**The request**
All of the data below must be repeated exactly.

** BEGIN Dataset extract **

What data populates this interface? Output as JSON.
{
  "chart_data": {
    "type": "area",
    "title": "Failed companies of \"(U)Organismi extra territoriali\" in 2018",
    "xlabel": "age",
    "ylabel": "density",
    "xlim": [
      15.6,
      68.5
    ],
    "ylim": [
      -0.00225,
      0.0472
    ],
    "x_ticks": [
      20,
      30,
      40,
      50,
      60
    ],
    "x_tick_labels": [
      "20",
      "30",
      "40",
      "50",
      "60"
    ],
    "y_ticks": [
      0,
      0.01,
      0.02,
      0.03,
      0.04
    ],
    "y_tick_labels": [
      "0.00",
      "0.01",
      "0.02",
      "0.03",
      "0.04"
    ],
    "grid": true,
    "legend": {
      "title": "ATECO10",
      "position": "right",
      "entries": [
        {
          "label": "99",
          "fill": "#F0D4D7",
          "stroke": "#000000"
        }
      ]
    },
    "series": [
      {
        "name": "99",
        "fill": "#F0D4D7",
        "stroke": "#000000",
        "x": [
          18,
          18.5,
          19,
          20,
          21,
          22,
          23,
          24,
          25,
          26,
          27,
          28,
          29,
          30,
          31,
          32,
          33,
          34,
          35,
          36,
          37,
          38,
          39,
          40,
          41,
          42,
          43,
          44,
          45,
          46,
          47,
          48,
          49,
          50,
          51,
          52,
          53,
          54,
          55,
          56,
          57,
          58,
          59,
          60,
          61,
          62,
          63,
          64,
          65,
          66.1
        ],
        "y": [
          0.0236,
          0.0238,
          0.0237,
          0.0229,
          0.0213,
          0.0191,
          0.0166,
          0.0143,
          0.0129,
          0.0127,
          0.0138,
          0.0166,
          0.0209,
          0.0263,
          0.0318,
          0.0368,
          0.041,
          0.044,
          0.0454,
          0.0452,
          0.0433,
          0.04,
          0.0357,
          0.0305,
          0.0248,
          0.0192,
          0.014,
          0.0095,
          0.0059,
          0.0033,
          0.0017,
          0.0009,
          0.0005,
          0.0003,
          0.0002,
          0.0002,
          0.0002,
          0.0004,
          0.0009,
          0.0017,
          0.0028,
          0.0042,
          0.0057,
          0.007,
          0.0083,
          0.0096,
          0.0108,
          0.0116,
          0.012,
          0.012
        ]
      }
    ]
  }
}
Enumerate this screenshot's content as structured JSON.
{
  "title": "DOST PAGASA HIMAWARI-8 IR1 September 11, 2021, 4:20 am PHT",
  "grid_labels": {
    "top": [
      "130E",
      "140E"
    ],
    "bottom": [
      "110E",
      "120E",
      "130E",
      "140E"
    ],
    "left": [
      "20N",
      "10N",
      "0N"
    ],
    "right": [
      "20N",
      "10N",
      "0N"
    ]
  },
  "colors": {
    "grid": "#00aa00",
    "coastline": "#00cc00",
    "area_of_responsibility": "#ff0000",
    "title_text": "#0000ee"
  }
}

** END Dataset extract **

**Result below**
What data populates this interface? Output as JSON.
{
  "chart_data": {
    "type": "area",
    "title": "Failed companies of \"(U)Organismi extra territoriali\" in 2018",
    "xlabel": "age",
    "ylabel": "density",
    "xlim": [
      15.6,
      68.5
    ],
    "ylim": [
      -0.00225,
      0.0472
    ],
    "x_ticks": [
      20,
      30,
      40,
      50,
      60
    ],
    "x_tick_labels": [
      "20",
      "30",
      "40",
      "50",
      "60"
    ],
    "y_ticks": [
      0,
      0.01,
      0.02,
      0.03,
      0.04
    ],
    "y_tick_labels": [
      "0.00",
      "0.01",
      "0.02",
      "0.03",
      "0.04"
    ],
    "grid": true,
    "legend": {
      "title": "ATECO10",
      "position": "right",
      "entries": [
        {
          "label": "99",
          "fill": "#F0D4D7",
          "stroke": "#000000"
        }
      ]
    },
    "series": [
      {
        "name": "99",
        "fill": "#F0D4D7",
        "stroke": "#000000",
        "x": [
          18,
          18.5,
          19,
          20,
          21,
          22,
          23,
          24,
          25,
          26,
          27,
          28,
          29,
          30,
          31,
          32,
          33,
          34,
          35,
          36,
          37,
          38,
          39,
          40,
          41,
          42,
          43,
          44,
          45,
          46,
          47,
          48,
          49,
          50,
          51,
          52,
          53,
          54,
          55,
          56,
          57,
          58,
          59,
          60,
          61,
          62,
          63,
          64,
          65,
          66.1
        ],
        "y": [
          0.0236,
          0.0238,
          0.0237,
          0.0229,
          0.0213,
          0.0191,
          0.0166,
          0.0143,
          0.0129,
          0.0127,
          0.0138,
          0.0166,
          0.0209,
          0.0263,
          0.0318,
          0.0368,
          0.041,
          0.044,
          0.0454,
          0.0452,
          0.0433,
          0.04,
          0.0357,
          0.0305,
          0.0248,
          0.0192,
          0.014,
          0.0095,
          0.0059,
          0.0033,
          0.0017,
          0.0009,
          0.0005,
          0.0003,
          0.0002,
          0.0002,
          0.0002,
          0.0004,
          0.0009,
          0.0017,
          0.0028,
          0.0042,
          0.0057,
          0.007,
          0.0083,
          0.0096,
          0.0108,
          0.0116,
          0.012,
          0.012
        ]
      }
    ]
  }
}
Enumerate this screenshot's content as structured JSON.
{
  "title": "DOST PAGASA HIMAWARI-8 IR1 September 11, 2021, 4:20 am PHT",
  "grid_labels": {
    "top": [
      "130E",
      "140E"
    ],
    "bottom": [
      "110E",
      "120E",
      "130E",
      "140E"
    ],
    "left": [
      "20N",
      "10N",
      "0N"
    ],
    "right": [
      "20N",
      "10N",
      "0N"
    ]
  },
  "colors": {
    "grid": "#00aa00",
    "coastline": "#00cc00",
    "area_of_responsibility": "#ff0000",
    "title_text": "#0000ee"
  }
}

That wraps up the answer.